#### EXERCISE PROMPT
Please transcribe the records precisely; pictures stay out of your copy.

— START OF RECORDS FOR THIS TASK —

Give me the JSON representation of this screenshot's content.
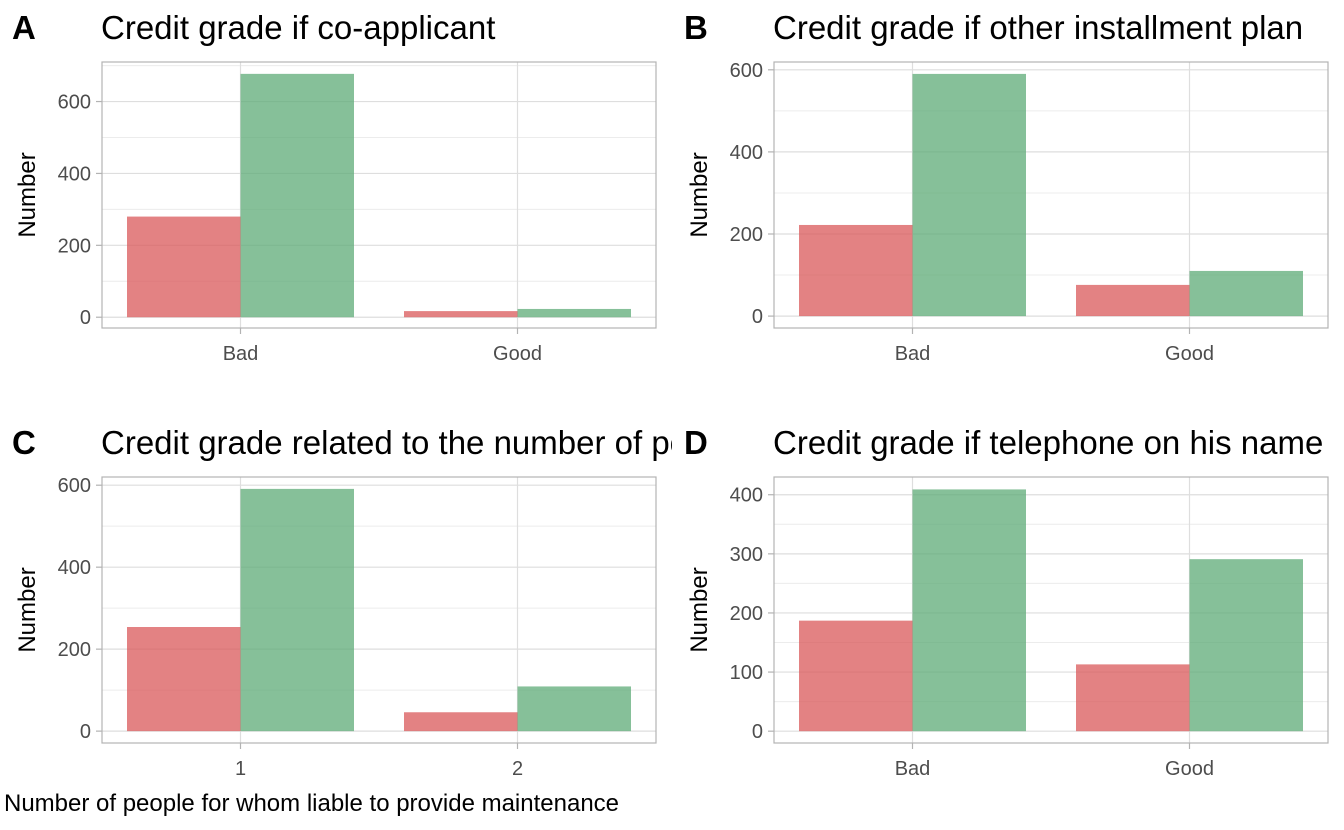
{
  "colors": {
    "bad": "#d9585a",
    "good": "#5dab77"
  },
  "chart_data": [
    {
      "type": "bar",
      "letter": "A",
      "title": "Credit grade if co-applicant",
      "xlabel": "",
      "ylabel": "Number",
      "categories": [
        "Bad",
        "Good"
      ],
      "series": [
        {
          "values": [
            280,
            17
          ]
        },
        {
          "values": [
            677,
            23
          ]
        }
      ],
      "yticks": [
        0,
        200,
        400,
        600
      ],
      "ylim": [
        -30,
        710
      ],
      "grid": true
    },
    {
      "type": "bar",
      "letter": "B",
      "title": "Credit grade if other installment plan",
      "xlabel": "",
      "ylabel": "Number",
      "categories": [
        "Bad",
        "Good"
      ],
      "series": [
        {
          "values": [
            222,
            76
          ]
        },
        {
          "values": [
            590,
            110
          ]
        }
      ],
      "yticks": [
        0,
        200,
        400,
        600
      ],
      "ylim": [
        -29,
        619
      ],
      "grid": true
    },
    {
      "type": "bar",
      "letter": "C",
      "title": "Credit grade related to the number of people for whom liable to provide maintenance",
      "xlabel": "Number of people for whom liable to provide maintenance",
      "ylabel": "Number",
      "categories": [
        "1",
        "2"
      ],
      "series": [
        {
          "values": [
            254,
            46
          ]
        },
        {
          "values": [
            591,
            109
          ]
        }
      ],
      "yticks": [
        0,
        200,
        400,
        600
      ],
      "ylim": [
        -29,
        620
      ],
      "grid": true
    },
    {
      "type": "bar",
      "letter": "D",
      "title": "Credit grade if telephone on his name",
      "xlabel": "",
      "ylabel": "Number",
      "categories": [
        "Bad",
        "Good"
      ],
      "series": [
        {
          "values": [
            187,
            113
          ]
        },
        {
          "values": [
            409,
            291
          ]
        }
      ],
      "yticks": [
        0,
        100,
        200,
        300,
        400
      ],
      "ylim": [
        -20,
        430
      ],
      "grid": true
    }
  ]
}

— END OF RECORDS FOR THIS TASK —

#### ANSWER TO THIS EXERCISE
Give me the JSON representation of this screenshot's content.
{
  "colors": {
    "bad": "#d9585a",
    "good": "#5dab77"
  },
  "chart_data": [
    {
      "type": "bar",
      "letter": "A",
      "title": "Credit grade if co-applicant",
      "xlabel": "",
      "ylabel": "Number",
      "categories": [
        "Bad",
        "Good"
      ],
      "series": [
        {
          "values": [
            280,
            17
          ]
        },
        {
          "values": [
            677,
            23
          ]
        }
      ],
      "yticks": [
        0,
        200,
        400,
        600
      ],
      "ylim": [
        -30,
        710
      ],
      "grid": true
    },
    {
      "type": "bar",
      "letter": "B",
      "title": "Credit grade if other installment plan",
      "xlabel": "",
      "ylabel": "Number",
      "categories": [
        "Bad",
        "Good"
      ],
      "series": [
        {
          "values": [
            222,
            76
          ]
        },
        {
          "values": [
            590,
            110
          ]
        }
      ],
      "yticks": [
        0,
        200,
        400,
        600
      ],
      "ylim": [
        -29,
        619
      ],
      "grid": true
    },
    {
      "type": "bar",
      "letter": "C",
      "title": "Credit grade related to the number of people for whom liable to provide maintenance",
      "xlabel": "Number of people for whom liable to provide maintenance",
      "ylabel": "Number",
      "categories": [
        "1",
        "2"
      ],
      "series": [
        {
          "values": [
            254,
            46
          ]
        },
        {
          "values": [
            591,
            109
          ]
        }
      ],
      "yticks": [
        0,
        200,
        400,
        600
      ],
      "ylim": [
        -29,
        620
      ],
      "grid": true
    },
    {
      "type": "bar",
      "letter": "D",
      "title": "Credit grade if telephone on his name",
      "xlabel": "",
      "ylabel": "Number",
      "categories": [
        "Bad",
        "Good"
      ],
      "series": [
        {
          "values": [
            187,
            113
          ]
        },
        {
          "values": [
            409,
            291
          ]
        }
      ],
      "yticks": [
        0,
        100,
        200,
        300,
        400
      ],
      "ylim": [
        -20,
        430
      ],
      "grid": true
    }
  ]
}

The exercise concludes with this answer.